▶ **WHAT TO DO**
From the records below, pull each line that has "пошлины".
######
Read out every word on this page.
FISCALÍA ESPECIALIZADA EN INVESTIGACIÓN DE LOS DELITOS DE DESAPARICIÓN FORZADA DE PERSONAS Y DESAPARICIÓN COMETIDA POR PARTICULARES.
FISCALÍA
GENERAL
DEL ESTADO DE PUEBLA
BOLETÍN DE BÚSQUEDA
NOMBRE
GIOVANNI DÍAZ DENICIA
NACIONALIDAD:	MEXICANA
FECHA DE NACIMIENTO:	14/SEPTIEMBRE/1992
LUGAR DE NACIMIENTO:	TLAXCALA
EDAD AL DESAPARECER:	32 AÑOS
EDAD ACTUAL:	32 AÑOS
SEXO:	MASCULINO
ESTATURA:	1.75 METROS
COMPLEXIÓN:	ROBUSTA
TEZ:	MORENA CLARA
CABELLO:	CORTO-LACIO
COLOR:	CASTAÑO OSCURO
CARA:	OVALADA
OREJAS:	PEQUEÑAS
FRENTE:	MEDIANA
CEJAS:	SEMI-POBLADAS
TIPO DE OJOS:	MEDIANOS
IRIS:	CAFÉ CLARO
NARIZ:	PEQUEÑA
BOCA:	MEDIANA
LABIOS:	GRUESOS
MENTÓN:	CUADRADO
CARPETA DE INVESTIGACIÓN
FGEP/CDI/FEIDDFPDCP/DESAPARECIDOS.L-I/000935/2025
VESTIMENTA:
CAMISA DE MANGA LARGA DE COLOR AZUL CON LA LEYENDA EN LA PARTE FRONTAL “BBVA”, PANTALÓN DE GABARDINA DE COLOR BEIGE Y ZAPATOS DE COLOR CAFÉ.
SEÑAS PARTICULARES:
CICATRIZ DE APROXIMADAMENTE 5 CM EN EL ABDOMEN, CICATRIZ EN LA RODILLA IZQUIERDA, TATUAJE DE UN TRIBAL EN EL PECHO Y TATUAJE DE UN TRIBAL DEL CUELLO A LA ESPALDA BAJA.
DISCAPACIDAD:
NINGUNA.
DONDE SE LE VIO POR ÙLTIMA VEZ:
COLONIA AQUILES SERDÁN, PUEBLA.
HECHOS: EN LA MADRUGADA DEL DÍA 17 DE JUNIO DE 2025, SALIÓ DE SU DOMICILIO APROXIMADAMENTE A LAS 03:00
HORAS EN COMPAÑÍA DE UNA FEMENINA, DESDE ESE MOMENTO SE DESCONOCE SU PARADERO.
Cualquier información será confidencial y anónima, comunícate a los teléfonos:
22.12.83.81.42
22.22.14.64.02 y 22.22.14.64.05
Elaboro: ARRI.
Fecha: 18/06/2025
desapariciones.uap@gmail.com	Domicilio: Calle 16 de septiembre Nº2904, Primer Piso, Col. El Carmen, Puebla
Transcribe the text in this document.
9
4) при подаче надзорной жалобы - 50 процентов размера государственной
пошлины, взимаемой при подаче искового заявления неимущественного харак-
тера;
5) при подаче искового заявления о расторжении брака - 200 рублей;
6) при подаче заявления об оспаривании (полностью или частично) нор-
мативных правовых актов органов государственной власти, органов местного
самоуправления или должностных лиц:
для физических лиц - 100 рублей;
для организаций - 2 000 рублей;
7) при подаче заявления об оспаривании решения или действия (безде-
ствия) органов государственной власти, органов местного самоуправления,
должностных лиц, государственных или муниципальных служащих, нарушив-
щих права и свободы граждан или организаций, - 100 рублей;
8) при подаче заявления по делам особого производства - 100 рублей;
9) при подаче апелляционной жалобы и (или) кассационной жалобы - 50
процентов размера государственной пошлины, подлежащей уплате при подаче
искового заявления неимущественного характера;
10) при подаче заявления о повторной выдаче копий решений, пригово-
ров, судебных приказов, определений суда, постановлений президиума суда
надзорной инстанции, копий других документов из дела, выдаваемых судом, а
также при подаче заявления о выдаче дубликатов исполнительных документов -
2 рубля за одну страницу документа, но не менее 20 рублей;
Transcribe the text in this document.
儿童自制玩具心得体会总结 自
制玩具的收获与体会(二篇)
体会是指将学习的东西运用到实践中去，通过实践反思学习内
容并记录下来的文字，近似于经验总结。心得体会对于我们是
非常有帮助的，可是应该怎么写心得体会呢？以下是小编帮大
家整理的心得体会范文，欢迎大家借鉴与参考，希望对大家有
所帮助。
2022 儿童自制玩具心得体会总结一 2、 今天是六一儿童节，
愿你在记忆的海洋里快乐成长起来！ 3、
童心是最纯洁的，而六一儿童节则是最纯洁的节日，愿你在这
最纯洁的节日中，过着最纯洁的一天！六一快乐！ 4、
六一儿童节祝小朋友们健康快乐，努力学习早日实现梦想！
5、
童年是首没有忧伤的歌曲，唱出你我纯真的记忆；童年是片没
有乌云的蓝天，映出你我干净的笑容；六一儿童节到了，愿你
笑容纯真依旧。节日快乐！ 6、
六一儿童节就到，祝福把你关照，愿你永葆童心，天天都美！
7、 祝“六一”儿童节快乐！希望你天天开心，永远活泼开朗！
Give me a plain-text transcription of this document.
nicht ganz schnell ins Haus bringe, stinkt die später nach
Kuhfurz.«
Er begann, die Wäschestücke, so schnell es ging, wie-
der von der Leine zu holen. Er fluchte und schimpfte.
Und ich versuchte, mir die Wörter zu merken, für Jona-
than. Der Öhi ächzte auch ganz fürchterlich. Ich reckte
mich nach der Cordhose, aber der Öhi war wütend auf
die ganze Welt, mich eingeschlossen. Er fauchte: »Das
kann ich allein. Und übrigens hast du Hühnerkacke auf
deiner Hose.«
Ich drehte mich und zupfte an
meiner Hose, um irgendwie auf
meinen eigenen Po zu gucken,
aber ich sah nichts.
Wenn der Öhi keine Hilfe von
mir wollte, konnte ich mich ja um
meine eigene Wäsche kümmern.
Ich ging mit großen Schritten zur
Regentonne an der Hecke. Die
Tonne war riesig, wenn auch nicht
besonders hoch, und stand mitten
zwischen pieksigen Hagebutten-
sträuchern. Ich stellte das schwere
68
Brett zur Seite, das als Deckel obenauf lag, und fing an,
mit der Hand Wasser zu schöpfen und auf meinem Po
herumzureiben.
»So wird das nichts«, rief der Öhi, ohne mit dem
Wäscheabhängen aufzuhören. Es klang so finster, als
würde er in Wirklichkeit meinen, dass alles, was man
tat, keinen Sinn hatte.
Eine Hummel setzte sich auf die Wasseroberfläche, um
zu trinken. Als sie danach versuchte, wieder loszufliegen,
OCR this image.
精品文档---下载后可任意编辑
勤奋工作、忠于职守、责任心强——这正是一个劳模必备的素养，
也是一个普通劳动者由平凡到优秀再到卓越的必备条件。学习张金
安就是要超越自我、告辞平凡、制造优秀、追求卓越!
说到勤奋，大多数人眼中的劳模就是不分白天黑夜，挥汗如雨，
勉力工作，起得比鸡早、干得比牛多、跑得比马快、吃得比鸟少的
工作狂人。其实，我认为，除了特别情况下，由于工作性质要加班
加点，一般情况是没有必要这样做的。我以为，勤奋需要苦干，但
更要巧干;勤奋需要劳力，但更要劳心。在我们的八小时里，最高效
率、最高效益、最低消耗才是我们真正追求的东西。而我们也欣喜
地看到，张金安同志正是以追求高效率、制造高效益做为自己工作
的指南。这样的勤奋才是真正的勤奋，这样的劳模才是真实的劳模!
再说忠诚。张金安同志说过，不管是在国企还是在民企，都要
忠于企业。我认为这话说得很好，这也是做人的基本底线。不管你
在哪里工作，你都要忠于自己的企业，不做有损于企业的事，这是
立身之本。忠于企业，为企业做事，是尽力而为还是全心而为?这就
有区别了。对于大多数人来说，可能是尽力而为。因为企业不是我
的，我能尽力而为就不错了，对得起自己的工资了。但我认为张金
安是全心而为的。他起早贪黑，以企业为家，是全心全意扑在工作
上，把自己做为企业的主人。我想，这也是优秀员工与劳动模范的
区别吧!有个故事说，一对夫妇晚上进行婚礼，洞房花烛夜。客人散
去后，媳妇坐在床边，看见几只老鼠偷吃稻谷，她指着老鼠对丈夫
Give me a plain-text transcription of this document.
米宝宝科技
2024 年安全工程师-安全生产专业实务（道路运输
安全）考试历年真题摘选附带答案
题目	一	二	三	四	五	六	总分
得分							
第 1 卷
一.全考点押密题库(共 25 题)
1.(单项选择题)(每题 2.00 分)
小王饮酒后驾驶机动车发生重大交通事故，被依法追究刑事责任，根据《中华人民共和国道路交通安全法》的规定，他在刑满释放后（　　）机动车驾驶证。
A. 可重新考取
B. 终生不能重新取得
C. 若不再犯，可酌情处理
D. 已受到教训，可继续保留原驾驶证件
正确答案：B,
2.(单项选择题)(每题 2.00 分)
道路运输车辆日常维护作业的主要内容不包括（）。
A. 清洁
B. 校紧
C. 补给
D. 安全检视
######
▶ **FINAL RESULT**
пошлины, взимаемой при подаче искового заявления неимущественного харак-
процентов размера государственной пошлины, подлежащей уплате при подаче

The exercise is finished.